A block of data:
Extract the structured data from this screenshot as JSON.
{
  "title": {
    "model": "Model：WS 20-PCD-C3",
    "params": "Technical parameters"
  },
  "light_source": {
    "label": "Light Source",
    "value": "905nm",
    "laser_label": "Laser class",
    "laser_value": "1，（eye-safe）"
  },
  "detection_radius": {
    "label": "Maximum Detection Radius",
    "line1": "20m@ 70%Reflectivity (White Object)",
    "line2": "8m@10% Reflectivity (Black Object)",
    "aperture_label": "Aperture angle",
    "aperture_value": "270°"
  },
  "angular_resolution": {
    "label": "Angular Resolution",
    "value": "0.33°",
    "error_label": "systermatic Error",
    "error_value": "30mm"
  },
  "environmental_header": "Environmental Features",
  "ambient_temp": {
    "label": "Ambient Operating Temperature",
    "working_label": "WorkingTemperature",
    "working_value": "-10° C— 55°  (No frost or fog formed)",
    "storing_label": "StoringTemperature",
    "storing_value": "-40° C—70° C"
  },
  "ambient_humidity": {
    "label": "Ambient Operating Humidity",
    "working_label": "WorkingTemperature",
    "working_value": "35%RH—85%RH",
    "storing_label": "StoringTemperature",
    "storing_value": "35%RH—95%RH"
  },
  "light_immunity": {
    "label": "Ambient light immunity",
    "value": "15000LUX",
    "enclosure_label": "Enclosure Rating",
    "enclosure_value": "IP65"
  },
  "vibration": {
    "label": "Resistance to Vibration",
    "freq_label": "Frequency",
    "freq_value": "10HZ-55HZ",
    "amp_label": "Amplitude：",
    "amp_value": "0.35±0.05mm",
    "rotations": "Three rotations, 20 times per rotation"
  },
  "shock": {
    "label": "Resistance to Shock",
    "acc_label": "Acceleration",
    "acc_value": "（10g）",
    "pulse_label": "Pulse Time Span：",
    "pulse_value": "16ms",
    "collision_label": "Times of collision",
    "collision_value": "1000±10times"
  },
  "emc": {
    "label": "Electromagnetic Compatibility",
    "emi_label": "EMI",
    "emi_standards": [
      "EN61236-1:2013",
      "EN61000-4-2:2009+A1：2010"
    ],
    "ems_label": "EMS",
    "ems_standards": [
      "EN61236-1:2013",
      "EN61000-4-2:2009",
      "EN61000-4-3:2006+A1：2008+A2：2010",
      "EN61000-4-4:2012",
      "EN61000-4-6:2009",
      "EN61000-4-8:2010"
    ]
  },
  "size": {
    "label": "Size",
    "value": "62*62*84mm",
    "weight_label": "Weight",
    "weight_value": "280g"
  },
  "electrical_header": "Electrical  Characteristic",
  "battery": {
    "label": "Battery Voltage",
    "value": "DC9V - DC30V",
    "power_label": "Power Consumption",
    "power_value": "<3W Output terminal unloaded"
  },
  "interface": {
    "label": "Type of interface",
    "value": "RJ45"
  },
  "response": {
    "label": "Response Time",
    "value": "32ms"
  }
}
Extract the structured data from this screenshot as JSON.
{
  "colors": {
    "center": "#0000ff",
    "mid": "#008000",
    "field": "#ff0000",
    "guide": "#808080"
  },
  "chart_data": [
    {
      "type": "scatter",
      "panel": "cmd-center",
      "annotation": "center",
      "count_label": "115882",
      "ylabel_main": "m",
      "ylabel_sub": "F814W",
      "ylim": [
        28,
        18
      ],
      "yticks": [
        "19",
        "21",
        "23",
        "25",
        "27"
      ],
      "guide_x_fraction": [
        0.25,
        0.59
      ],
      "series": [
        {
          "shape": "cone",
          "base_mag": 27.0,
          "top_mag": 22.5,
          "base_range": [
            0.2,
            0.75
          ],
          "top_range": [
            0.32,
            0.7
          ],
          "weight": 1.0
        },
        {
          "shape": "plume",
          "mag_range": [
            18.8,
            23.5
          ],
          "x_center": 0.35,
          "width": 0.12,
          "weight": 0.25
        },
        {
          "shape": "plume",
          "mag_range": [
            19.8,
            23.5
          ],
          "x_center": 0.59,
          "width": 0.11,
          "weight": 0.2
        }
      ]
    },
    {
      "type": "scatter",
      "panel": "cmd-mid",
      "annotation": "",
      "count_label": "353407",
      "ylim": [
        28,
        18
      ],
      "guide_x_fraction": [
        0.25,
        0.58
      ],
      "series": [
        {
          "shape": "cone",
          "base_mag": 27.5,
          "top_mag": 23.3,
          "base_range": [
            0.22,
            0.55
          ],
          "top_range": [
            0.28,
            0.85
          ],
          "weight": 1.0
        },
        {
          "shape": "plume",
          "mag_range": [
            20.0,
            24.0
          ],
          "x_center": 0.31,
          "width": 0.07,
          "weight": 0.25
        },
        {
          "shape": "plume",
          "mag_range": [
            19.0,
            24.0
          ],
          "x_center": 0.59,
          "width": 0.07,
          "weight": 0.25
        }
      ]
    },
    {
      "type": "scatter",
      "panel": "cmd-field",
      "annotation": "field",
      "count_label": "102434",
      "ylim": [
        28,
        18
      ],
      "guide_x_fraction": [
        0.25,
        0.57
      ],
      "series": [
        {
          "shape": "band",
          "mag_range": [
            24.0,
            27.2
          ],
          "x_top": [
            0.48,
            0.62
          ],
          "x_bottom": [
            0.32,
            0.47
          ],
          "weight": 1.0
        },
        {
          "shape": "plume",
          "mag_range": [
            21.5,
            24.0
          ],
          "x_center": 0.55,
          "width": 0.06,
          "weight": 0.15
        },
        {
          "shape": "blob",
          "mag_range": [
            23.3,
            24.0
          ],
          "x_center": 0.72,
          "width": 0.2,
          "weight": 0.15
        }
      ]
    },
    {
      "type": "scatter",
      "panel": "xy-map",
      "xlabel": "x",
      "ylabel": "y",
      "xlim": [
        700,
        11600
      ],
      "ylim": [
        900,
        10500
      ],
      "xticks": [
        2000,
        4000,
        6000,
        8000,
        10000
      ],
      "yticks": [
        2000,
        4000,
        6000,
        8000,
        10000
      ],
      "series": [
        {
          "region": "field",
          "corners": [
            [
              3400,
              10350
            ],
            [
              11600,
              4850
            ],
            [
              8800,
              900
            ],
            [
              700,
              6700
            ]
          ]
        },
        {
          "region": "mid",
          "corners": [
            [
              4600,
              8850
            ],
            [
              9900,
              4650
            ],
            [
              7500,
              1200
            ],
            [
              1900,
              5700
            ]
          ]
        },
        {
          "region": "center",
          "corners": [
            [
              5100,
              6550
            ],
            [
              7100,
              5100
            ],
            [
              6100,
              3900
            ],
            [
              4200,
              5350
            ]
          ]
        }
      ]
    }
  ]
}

## WORK REQUIRED
All entries shown above should be printed again exactly.

## FULL RESPONSE
Extract the structured data from this screenshot as JSON.
{
  "title": {
    "model": "Model：WS 20-PCD-C3",
    "params": "Technical parameters"
  },
  "light_source": {
    "label": "Light Source",
    "value": "905nm",
    "laser_label": "Laser class",
    "laser_value": "1，（eye-safe）"
  },
  "detection_radius": {
    "label": "Maximum Detection Radius",
    "line1": "20m@ 70%Reflectivity (White Object)",
    "line2": "8m@10% Reflectivity (Black Object)",
    "aperture_label": "Aperture angle",
    "aperture_value": "270°"
  },
  "angular_resolution": {
    "label": "Angular Resolution",
    "value": "0.33°",
    "error_label": "systermatic Error",
    "error_value": "30mm"
  },
  "environmental_header": "Environmental Features",
  "ambient_temp": {
    "label": "Ambient Operating Temperature",
    "working_label": "WorkingTemperature",
    "working_value": "-10° C— 55°  (No frost or fog formed)",
    "storing_label": "StoringTemperature",
    "storing_value": "-40° C—70° C"
  },
  "ambient_humidity": {
    "label": "Ambient Operating Humidity",
    "working_label": "WorkingTemperature",
    "working_value": "35%RH—85%RH",
    "storing_label": "StoringTemperature",
    "storing_value": "35%RH—95%RH"
  },
  "light_immunity": {
    "label": "Ambient light immunity",
    "value": "15000LUX",
    "enclosure_label": "Enclosure Rating",
    "enclosure_value": "IP65"
  },
  "vibration": {
    "label": "Resistance to Vibration",
    "freq_label": "Frequency",
    "freq_value": "10HZ-55HZ",
    "amp_label": "Amplitude：",
    "amp_value": "0.35±0.05mm",
    "rotations": "Three rotations, 20 times per rotation"
  },
  "shock": {
    "label": "Resistance to Shock",
    "acc_label": "Acceleration",
    "acc_value": "（10g）",
    "pulse_label": "Pulse Time Span：",
    "pulse_value": "16ms",
    "collision_label": "Times of collision",
    "collision_value": "1000±10times"
  },
  "emc": {
    "label": "Electromagnetic Compatibility",
    "emi_label": "EMI",
    "emi_standards": [
      "EN61236-1:2013",
      "EN61000-4-2:2009+A1：2010"
    ],
    "ems_label": "EMS",
    "ems_standards": [
      "EN61236-1:2013",
      "EN61000-4-2:2009",
      "EN61000-4-3:2006+A1：2008+A2：2010",
      "EN61000-4-4:2012",
      "EN61000-4-6:2009",
      "EN61000-4-8:2010"
    ]
  },
  "size": {
    "label": "Size",
    "value": "62*62*84mm",
    "weight_label": "Weight",
    "weight_value": "280g"
  },
  "electrical_header": "Electrical  Characteristic",
  "battery": {
    "label": "Battery Voltage",
    "value": "DC9V - DC30V",
    "power_label": "Power Consumption",
    "power_value": "<3W Output terminal unloaded"
  },
  "interface": {
    "label": "Type of interface",
    "value": "RJ45"
  },
  "response": {
    "label": "Response Time",
    "value": "32ms"
  }
}
Extract the structured data from this screenshot as JSON.
{
  "colors": {
    "center": "#0000ff",
    "mid": "#008000",
    "field": "#ff0000",
    "guide": "#808080"
  },
  "chart_data": [
    {
      "type": "scatter",
      "panel": "cmd-center",
      "annotation": "center",
      "count_label": "115882",
      "ylabel_main": "m",
      "ylabel_sub": "F814W",
      "ylim": [
        28,
        18
      ],
      "yticks": [
        "19",
        "21",
        "23",
        "25",
        "27"
      ],
      "guide_x_fraction": [
        0.25,
        0.59
      ],
      "series": [
        {
          "shape": "cone",
          "base_mag": 27.0,
          "top_mag": 22.5,
          "base_range": [
            0.2,
            0.75
          ],
          "top_range": [
            0.32,
            0.7
          ],
          "weight": 1.0
        },
        {
          "shape": "plume",
          "mag_range": [
            18.8,
            23.5
          ],
          "x_center": 0.35,
          "width": 0.12,
          "weight": 0.25
        },
        {
          "shape": "plume",
          "mag_range": [
            19.8,
            23.5
          ],
          "x_center": 0.59,
          "width": 0.11,
          "weight": 0.2
        }
      ]
    },
    {
      "type": "scatter",
      "panel": "cmd-mid",
      "annotation": "",
      "count_label": "353407",
      "ylim": [
        28,
        18
      ],
      "guide_x_fraction": [
        0.25,
        0.58
      ],
      "series": [
        {
          "shape": "cone",
          "base_mag": 27.5,
          "top_mag": 23.3,
          "base_range": [
            0.22,
            0.55
          ],
          "top_range": [
            0.28,
            0.85
          ],
          "weight": 1.0
        },
        {
          "shape": "plume",
          "mag_range": [
            20.0,
            24.0
          ],
          "x_center": 0.31,
          "width": 0.07,
          "weight": 0.25
        },
        {
          "shape": "plume",
          "mag_range": [
            19.0,
            24.0
          ],
          "x_center": 0.59,
          "width": 0.07,
          "weight": 0.25
        }
      ]
    },
    {
      "type": "scatter",
      "panel": "cmd-field",
      "annotation": "field",
      "count_label": "102434",
      "ylim": [
        28,
        18
      ],
      "guide_x_fraction": [
        0.25,
        0.57
      ],
      "series": [
        {
          "shape": "band",
          "mag_range": [
            24.0,
            27.2
          ],
          "x_top": [
            0.48,
            0.62
          ],
          "x_bottom": [
            0.32,
            0.47
          ],
          "weight": 1.0
        },
        {
          "shape": "plume",
          "mag_range": [
            21.5,
            24.0
          ],
          "x_center": 0.55,
          "width": 0.06,
          "weight": 0.15
        },
        {
          "shape": "blob",
          "mag_range": [
            23.3,
            24.0
          ],
          "x_center": 0.72,
          "width": 0.2,
          "weight": 0.15
        }
      ]
    },
    {
      "type": "scatter",
      "panel": "xy-map",
      "xlabel": "x",
      "ylabel": "y",
      "xlim": [
        700,
        11600
      ],
      "ylim": [
        900,
        10500
      ],
      "xticks": [
        2000,
        4000,
        6000,
        8000,
        10000
      ],
      "yticks": [
        2000,
        4000,
        6000,
        8000,
        10000
      ],
      "series": [
        {
          "region": "field",
          "corners": [
            [
              3400,
              10350
            ],
            [
              11600,
              4850
            ],
            [
              8800,
              900
            ],
            [
              700,
              6700
            ]
          ]
        },
        {
          "region": "mid",
          "corners": [
            [
              4600,
              8850
            ],
            [
              9900,
              4650
            ],
            [
              7500,
              1200
            ],
            [
              1900,
              5700
            ]
          ]
        },
        {
          "region": "center",
          "corners": [
            [
              5100,
              6550
            ],
            [
              7100,
              5100
            ],
            [
              6100,
              3900
            ],
            [
              4200,
              5350
            ]
          ]
        }
      ]
    }
  ]
}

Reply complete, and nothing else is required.